- [Required task]
Provide the records once more, identical to the original.
-- Given entries start --
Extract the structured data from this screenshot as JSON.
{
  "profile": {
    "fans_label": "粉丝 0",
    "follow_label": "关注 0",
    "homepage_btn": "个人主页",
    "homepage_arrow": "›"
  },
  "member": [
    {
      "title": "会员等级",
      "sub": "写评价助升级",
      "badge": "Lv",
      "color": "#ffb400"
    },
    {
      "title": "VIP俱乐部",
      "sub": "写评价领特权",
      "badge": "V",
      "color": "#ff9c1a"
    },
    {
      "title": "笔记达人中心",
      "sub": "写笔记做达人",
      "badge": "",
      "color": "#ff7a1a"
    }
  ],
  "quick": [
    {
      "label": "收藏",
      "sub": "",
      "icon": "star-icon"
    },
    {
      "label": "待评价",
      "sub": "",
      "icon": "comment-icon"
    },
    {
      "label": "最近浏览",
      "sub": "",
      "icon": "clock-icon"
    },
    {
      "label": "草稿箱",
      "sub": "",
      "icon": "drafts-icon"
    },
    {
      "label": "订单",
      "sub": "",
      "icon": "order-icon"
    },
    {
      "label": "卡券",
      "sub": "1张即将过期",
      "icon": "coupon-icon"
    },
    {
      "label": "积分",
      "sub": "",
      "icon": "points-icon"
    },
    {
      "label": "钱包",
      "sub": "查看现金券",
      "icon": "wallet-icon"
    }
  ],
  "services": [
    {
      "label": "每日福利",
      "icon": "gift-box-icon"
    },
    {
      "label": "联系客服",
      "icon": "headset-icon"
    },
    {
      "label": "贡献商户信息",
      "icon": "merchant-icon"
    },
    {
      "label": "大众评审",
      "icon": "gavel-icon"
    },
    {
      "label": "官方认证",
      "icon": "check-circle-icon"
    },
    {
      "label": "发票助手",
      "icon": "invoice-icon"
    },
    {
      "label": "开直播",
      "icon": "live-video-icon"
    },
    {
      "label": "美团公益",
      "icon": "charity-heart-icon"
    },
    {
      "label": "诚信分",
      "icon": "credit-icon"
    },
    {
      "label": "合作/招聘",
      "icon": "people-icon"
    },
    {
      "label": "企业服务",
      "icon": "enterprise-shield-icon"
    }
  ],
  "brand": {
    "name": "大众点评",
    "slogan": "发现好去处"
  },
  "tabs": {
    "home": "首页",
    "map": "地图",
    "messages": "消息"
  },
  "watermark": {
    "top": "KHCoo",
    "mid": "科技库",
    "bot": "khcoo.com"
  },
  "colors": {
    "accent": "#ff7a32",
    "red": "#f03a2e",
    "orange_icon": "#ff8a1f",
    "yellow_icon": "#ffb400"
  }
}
-- Given entries end --
- [Exercise output]
Extract the structured data from this screenshot as JSON.
{
  "profile": {
    "fans_label": "粉丝 0",
    "follow_label": "关注 0",
    "homepage_btn": "个人主页",
    "homepage_arrow": "›"
  },
  "member": [
    {
      "title": "会员等级",
      "sub": "写评价助升级",
      "badge": "Lv",
      "color": "#ffb400"
    },
    {
      "title": "VIP俱乐部",
      "sub": "写评价领特权",
      "badge": "V",
      "color": "#ff9c1a"
    },
    {
      "title": "笔记达人中心",
      "sub": "写笔记做达人",
      "badge": "",
      "color": "#ff7a1a"
    }
  ],
  "quick": [
    {
      "label": "收藏",
      "sub": "",
      "icon": "star-icon"
    },
    {
      "label": "待评价",
      "sub": "",
      "icon": "comment-icon"
    },
    {
      "label": "最近浏览",
      "sub": "",
      "icon": "clock-icon"
    },
    {
      "label": "草稿箱",
      "sub": "",
      "icon": "drafts-icon"
    },
    {
      "label": "订单",
      "sub": "",
      "icon": "order-icon"
    },
    {
      "label": "卡券",
      "sub": "1张即将过期",
      "icon": "coupon-icon"
    },
    {
      "label": "积分",
      "sub": "",
      "icon": "points-icon"
    },
    {
      "label": "钱包",
      "sub": "查看现金券",
      "icon": "wallet-icon"
    }
  ],
  "services": [
    {
      "label": "每日福利",
      "icon": "gift-box-icon"
    },
    {
      "label": "联系客服",
      "icon": "headset-icon"
    },
    {
      "label": "贡献商户信息",
      "icon": "merchant-icon"
    },
    {
      "label": "大众评审",
      "icon": "gavel-icon"
    },
    {
      "label": "官方认证",
      "icon": "check-circle-icon"
    },
    {
      "label": "发票助手",
      "icon": "invoice-icon"
    },
    {
      "label": "开直播",
      "icon": "live-video-icon"
    },
    {
      "label": "美团公益",
      "icon": "charity-heart-icon"
    },
    {
      "label": "诚信分",
      "icon": "credit-icon"
    },
    {
      "label": "合作/招聘",
      "icon": "people-icon"
    },
    {
      "label": "企业服务",
      "icon": "enterprise-shield-icon"
    }
  ],
  "brand": {
    "name": "大众点评",
    "slogan": "发现好去处"
  },
  "tabs": {
    "home": "首页",
    "map": "地图",
    "messages": "消息"
  },
  "watermark": {
    "top": "KHCoo",
    "mid": "科技库",
    "bot": "khcoo.com"
  },
  "colors": {
    "accent": "#ff7a32",
    "red": "#f03a2e",
    "orange_icon": "#ff8a1f",
    "yellow_icon": "#ffb400"
  }
}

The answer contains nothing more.